Directions for this task >> Every entry must be duplicated precisely as written.

Data entries
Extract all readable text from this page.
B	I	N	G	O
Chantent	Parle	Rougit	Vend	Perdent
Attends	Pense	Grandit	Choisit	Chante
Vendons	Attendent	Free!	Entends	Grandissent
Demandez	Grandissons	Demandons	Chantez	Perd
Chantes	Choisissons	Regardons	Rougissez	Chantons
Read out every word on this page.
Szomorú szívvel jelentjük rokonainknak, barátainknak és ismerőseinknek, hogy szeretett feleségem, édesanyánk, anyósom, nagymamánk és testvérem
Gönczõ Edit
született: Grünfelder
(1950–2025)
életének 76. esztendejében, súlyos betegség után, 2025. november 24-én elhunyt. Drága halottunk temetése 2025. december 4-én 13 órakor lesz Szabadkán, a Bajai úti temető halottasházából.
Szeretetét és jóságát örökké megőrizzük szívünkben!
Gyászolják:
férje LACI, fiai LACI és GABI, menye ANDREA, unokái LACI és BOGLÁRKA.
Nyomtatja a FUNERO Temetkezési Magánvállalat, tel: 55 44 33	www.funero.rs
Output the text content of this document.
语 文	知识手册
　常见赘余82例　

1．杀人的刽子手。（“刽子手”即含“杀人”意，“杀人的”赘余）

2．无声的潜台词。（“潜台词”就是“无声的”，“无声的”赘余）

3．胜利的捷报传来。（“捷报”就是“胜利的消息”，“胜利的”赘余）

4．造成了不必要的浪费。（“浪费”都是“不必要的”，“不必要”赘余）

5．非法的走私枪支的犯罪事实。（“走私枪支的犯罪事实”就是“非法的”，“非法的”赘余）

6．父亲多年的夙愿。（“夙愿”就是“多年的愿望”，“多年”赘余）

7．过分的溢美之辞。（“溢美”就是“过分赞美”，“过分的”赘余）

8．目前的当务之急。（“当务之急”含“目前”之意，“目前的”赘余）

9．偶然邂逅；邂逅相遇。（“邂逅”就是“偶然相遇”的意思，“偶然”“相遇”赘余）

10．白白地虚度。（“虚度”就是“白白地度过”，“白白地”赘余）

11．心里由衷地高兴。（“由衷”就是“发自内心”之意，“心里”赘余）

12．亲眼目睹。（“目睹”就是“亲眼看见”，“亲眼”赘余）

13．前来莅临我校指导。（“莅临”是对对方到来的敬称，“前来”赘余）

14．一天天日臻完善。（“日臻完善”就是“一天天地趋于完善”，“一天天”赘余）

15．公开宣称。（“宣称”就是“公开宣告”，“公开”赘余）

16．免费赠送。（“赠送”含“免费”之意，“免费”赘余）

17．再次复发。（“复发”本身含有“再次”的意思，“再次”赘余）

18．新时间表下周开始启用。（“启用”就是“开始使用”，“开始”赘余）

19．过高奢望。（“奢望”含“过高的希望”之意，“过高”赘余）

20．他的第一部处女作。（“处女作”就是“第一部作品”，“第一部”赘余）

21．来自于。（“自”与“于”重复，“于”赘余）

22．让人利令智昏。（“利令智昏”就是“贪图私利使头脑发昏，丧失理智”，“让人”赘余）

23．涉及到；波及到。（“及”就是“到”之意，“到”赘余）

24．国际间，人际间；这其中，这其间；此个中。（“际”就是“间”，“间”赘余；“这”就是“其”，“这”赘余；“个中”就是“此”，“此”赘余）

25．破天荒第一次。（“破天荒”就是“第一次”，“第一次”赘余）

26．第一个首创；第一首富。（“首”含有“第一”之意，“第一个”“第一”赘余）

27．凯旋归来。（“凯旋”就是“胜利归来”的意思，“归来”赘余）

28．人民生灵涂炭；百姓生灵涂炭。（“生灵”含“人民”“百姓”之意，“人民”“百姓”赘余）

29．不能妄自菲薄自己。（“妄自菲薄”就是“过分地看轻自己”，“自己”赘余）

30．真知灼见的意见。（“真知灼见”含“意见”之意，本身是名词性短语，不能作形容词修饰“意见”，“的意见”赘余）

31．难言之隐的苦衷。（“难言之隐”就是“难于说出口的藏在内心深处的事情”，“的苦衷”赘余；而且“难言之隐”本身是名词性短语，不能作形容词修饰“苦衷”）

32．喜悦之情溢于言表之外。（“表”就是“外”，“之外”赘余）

Problem solution >>
Extract all readable text from this page.
B	I	N	G	O
Chantent	Parle	Rougit	Vend	Perdent
Attends	Pense	Grandit	Choisit	Chante
Vendons	Attendent	Free!	Entends	Grandissent
Demandez	Grandissons	Demandons	Chantez	Perd
Chantes	Choisissons	Regardons	Rougissez	Chantons
Read out every word on this page.
Szomorú szívvel jelentjük rokonainknak, barátainknak és ismerőseinknek, hogy szeretett feleségem, édesanyánk, anyósom, nagymamánk és testvérem
Gönczõ Edit
született: Grünfelder
(1950–2025)
életének 76. esztendejében, súlyos betegség után, 2025. november 24-én elhunyt. Drága halottunk temetése 2025. december 4-én 13 órakor lesz Szabadkán, a Bajai úti temető halottasházából.
Szeretetét és jóságát örökké megőrizzük szívünkben!
Gyászolják:
férje LACI, fiai LACI és GABI, menye ANDREA, unokái LACI és BOGLÁRKA.
Nyomtatja a FUNERO Temetkezési Magánvállalat, tel: 55 44 33	www.funero.rs
Output the text content of this document.
语 文	知识手册
　常见赘余82例　

1．杀人的刽子手。（“刽子手”即含“杀人”意，“杀人的”赘余）

2．无声的潜台词。（“潜台词”就是“无声的”，“无声的”赘余）

3．胜利的捷报传来。（“捷报”就是“胜利的消息”，“胜利的”赘余）

4．造成了不必要的浪费。（“浪费”都是“不必要的”，“不必要”赘余）

5．非法的走私枪支的犯罪事实。（“走私枪支的犯罪事实”就是“非法的”，“非法的”赘余）

6．父亲多年的夙愿。（“夙愿”就是“多年的愿望”，“多年”赘余）

7．过分的溢美之辞。（“溢美”就是“过分赞美”，“过分的”赘余）

8．目前的当务之急。（“当务之急”含“目前”之意，“目前的”赘余）

9．偶然邂逅；邂逅相遇。（“邂逅”就是“偶然相遇”的意思，“偶然”“相遇”赘余）

10．白白地虚度。（“虚度”就是“白白地度过”，“白白地”赘余）

11．心里由衷地高兴。（“由衷”就是“发自内心”之意，“心里”赘余）

12．亲眼目睹。（“目睹”就是“亲眼看见”，“亲眼”赘余）

13．前来莅临我校指导。（“莅临”是对对方到来的敬称，“前来”赘余）

14．一天天日臻完善。（“日臻完善”就是“一天天地趋于完善”，“一天天”赘余）

15．公开宣称。（“宣称”就是“公开宣告”，“公开”赘余）

16．免费赠送。（“赠送”含“免费”之意，“免费”赘余）

17．再次复发。（“复发”本身含有“再次”的意思，“再次”赘余）

18．新时间表下周开始启用。（“启用”就是“开始使用”，“开始”赘余）

19．过高奢望。（“奢望”含“过高的希望”之意，“过高”赘余）

20．他的第一部处女作。（“处女作”就是“第一部作品”，“第一部”赘余）

21．来自于。（“自”与“于”重复，“于”赘余）

22．让人利令智昏。（“利令智昏”就是“贪图私利使头脑发昏，丧失理智”，“让人”赘余）

23．涉及到；波及到。（“及”就是“到”之意，“到”赘余）

24．国际间，人际间；这其中，这其间；此个中。（“际”就是“间”，“间”赘余；“这”就是“其”，“这”赘余；“个中”就是“此”，“此”赘余）

25．破天荒第一次。（“破天荒”就是“第一次”，“第一次”赘余）

26．第一个首创；第一首富。（“首”含有“第一”之意，“第一个”“第一”赘余）

27．凯旋归来。（“凯旋”就是“胜利归来”的意思，“归来”赘余）

28．人民生灵涂炭；百姓生灵涂炭。（“生灵”含“人民”“百姓”之意，“人民”“百姓”赘余）

29．不能妄自菲薄自己。（“妄自菲薄”就是“过分地看轻自己”，“自己”赘余）

30．真知灼见的意见。（“真知灼见”含“意见”之意，本身是名词性短语，不能作形容词修饰“意见”，“的意见”赘余）

31．难言之隐的苦衷。（“难言之隐”就是“难于说出口的藏在内心深处的事情”，“的苦衷”赘余；而且“难言之隐”本身是名词性短语，不能作形容词修饰“苦衷”）

32．喜悦之情溢于言表之外。（“表”就是“外”，“之外”赘余）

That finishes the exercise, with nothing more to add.